━━━ PROVIDED DATA

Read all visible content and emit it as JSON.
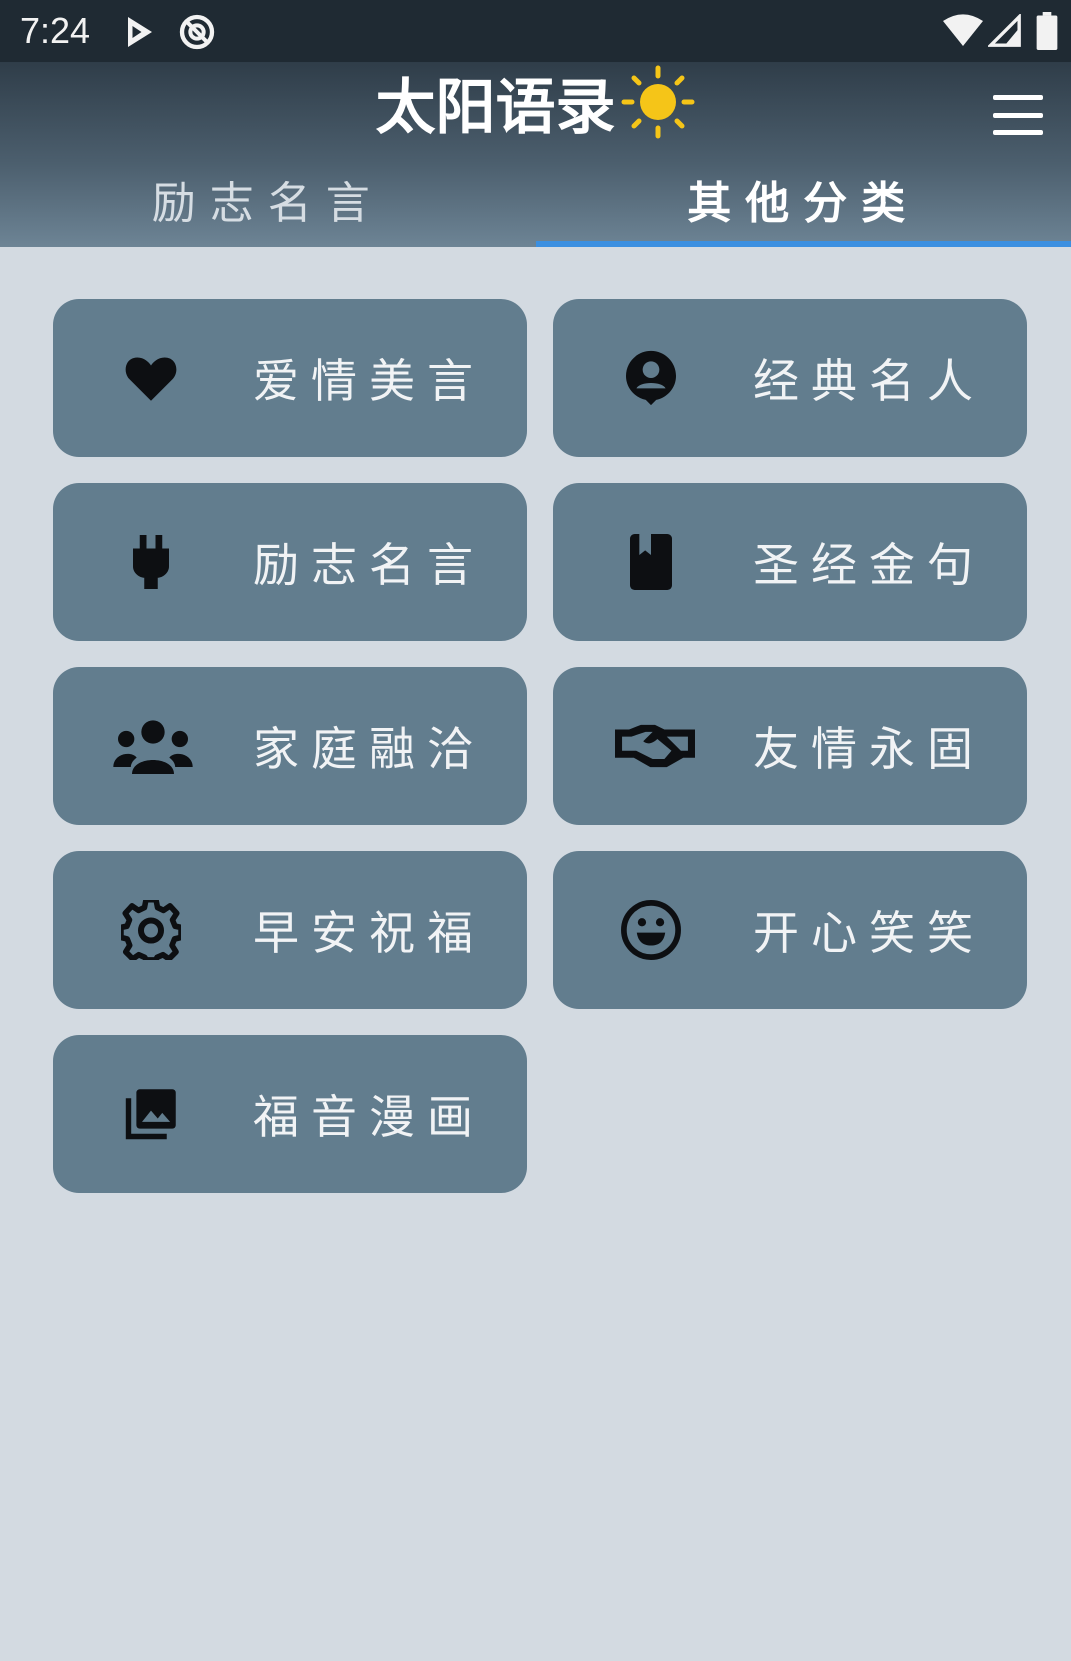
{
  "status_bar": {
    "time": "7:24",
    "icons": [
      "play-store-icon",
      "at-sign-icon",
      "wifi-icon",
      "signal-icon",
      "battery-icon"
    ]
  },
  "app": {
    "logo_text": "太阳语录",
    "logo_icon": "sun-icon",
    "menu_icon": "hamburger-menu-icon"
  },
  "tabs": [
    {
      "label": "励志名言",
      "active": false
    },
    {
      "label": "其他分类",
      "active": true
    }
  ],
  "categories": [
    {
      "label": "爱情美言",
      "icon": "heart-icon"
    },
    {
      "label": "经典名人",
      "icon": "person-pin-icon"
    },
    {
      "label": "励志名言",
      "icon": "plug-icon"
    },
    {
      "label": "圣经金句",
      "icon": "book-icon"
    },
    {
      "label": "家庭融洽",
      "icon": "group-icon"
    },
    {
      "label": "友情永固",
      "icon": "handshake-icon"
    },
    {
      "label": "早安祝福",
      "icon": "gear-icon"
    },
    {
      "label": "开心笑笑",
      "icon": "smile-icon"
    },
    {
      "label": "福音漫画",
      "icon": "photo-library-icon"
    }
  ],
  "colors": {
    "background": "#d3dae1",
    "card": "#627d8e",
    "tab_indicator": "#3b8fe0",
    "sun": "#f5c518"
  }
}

━━━━━━

- SET PROBLEM -
Write out the listing word for word, omitting the pictures it holds.

- WORKED SOLUTION -
Read all visible content and emit it as JSON.
{
  "status_bar": {
    "time": "7:24",
    "icons": [
      "play-store-icon",
      "at-sign-icon",
      "wifi-icon",
      "signal-icon",
      "battery-icon"
    ]
  },
  "app": {
    "logo_text": "太阳语录",
    "logo_icon": "sun-icon",
    "menu_icon": "hamburger-menu-icon"
  },
  "tabs": [
    {
      "label": "励志名言",
      "active": false
    },
    {
      "label": "其他分类",
      "active": true
    }
  ],
  "categories": [
    {
      "label": "爱情美言",
      "icon": "heart-icon"
    },
    {
      "label": "经典名人",
      "icon": "person-pin-icon"
    },
    {
      "label": "励志名言",
      "icon": "plug-icon"
    },
    {
      "label": "圣经金句",
      "icon": "book-icon"
    },
    {
      "label": "家庭融洽",
      "icon": "group-icon"
    },
    {
      "label": "友情永固",
      "icon": "handshake-icon"
    },
    {
      "label": "早安祝福",
      "icon": "gear-icon"
    },
    {
      "label": "开心笑笑",
      "icon": "smile-icon"
    },
    {
      "label": "福音漫画",
      "icon": "photo-library-icon"
    }
  ],
  "colors": {
    "background": "#d3dae1",
    "card": "#627d8e",
    "tab_indicator": "#3b8fe0",
    "sun": "#f5c518"
  }
}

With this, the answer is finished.